Hanging Out in Gustavia Town St. Barth
Gustavia is St. Barths hometown, the main harbor of arrival for those in yachts and ferries arriving from St. Martin. Coming in from the rough open sea is an experience. The water is a beautiful Caribbean aquamarine.
Pulling into the port, you'll notice its tidy appearance, with some large colonial-looking buildings on one side and a row of tidy shopfronts on the other, the main street or "high street." As you get closer, you'll start to notice some familiar names. Bulgari, Cartier, Prada, Hermes, they're all there, lined up like a mini 5th Avenue.
All the luxury shops are exactly what you might expect to find in this storied place. However, for us, the real charm of this town lies in the quiet streets behind the shops, in the little bars and restaurants where life happens. We enjoyed good meals and bars here in Gustavia.
St. Barth Gustavia Bars We Liked
Le Select
Out of all the bars and bistros, this rustic bar has been around the longest. The sign says it has been around since 1949, and there is a definite shabby-chic sailor vibe in this one-room garage of a bar.
Everyone comes or ends up here during a stay, and it's easy to understand why. It's got the patina of a classic spot, a place for titans of industry and local people to tie one on. As a Brooklyn expat, this place reminded me of an old restaurant called Robin Dubois, filled with memories of many a dizzy evening, pastis, and other booze at the ready.
You can order burgers and fast food here and dine out on the patio, on the plastic chairs, like everyone else. A good place for a cheap snack on this otherwise pricey little island.
Bar Del L’Oubli
This bar is just across the street from Select and has a corner charm. It has that classic French bistro look, with a great awning and a perfectly lit space that is open to the street. It is inviting and certainly draws a crowd.
There's plenty of booze, with a more traditional French bistro vibe. We asked if they had a pilsner or a Stella, and the bar tender simply replied "No," and that was the end of that, there was nothing else offered. After some further querying we were served a Carib, the ubiquitous cheap, local light beer, sort of like Corona in Mexico. We drank this beer a lot in St. Martin and St. Barth.
QUARTER
We ended up at Quarter one night after a wonderful dinner with local friends at Bonito, a trendy restaurant just up the street.

Source data:
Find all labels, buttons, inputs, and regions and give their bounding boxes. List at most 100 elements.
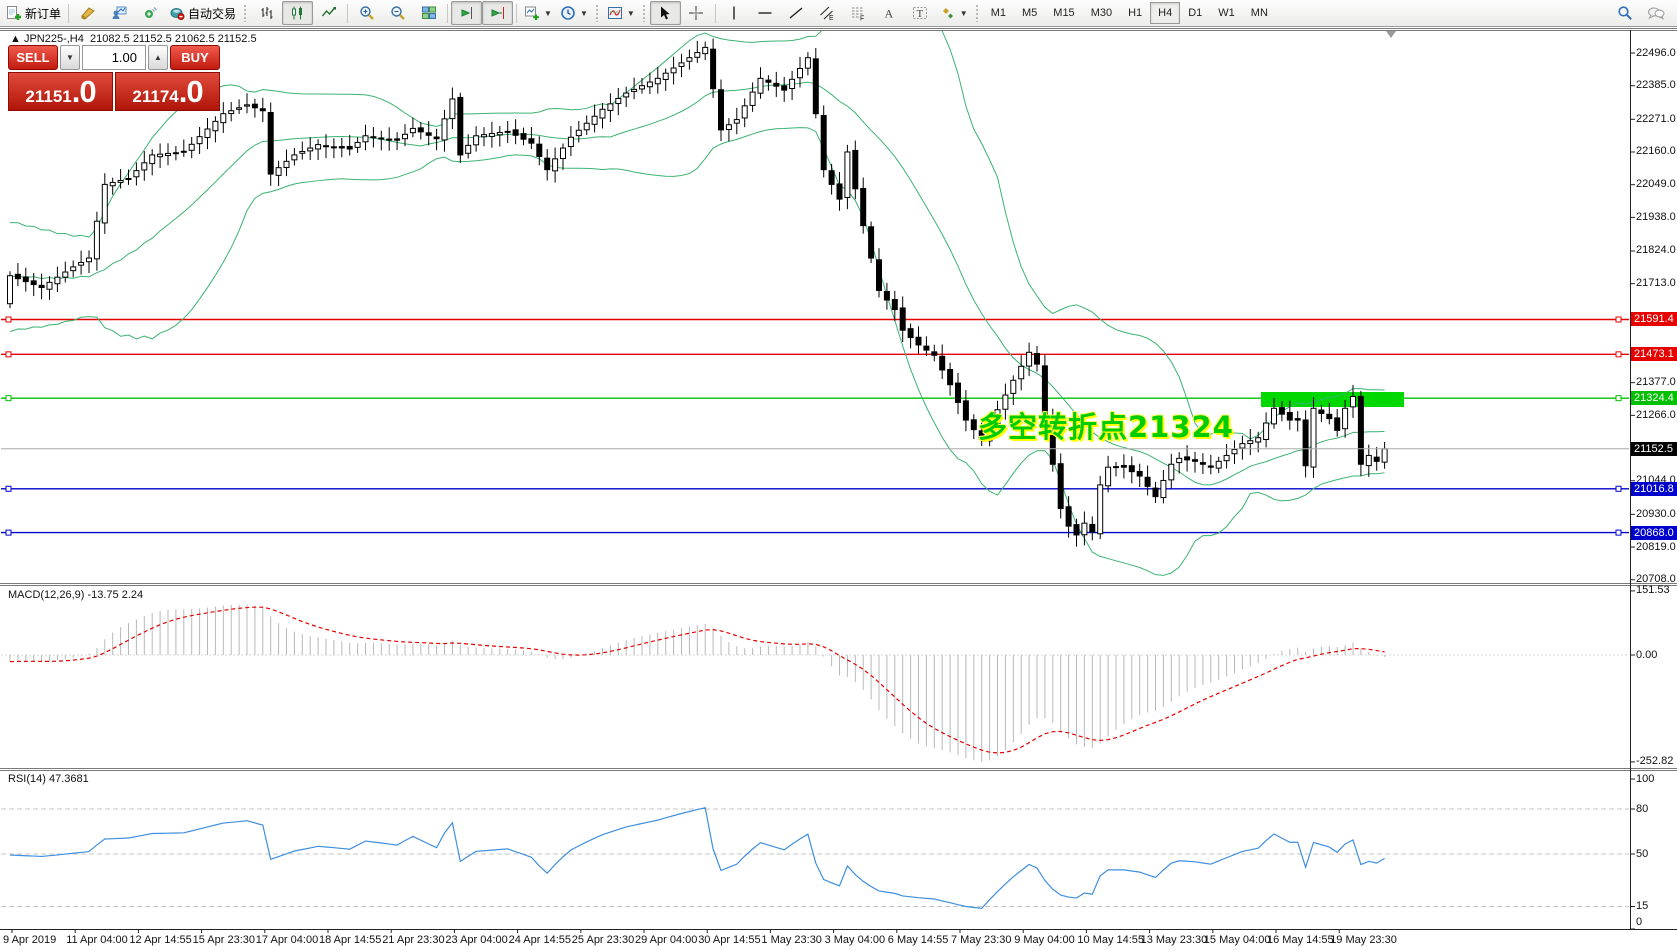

Required work: In the piece about Gustavia, what year does the sign at Le Select give for when the bar started?

Expected answer: 1949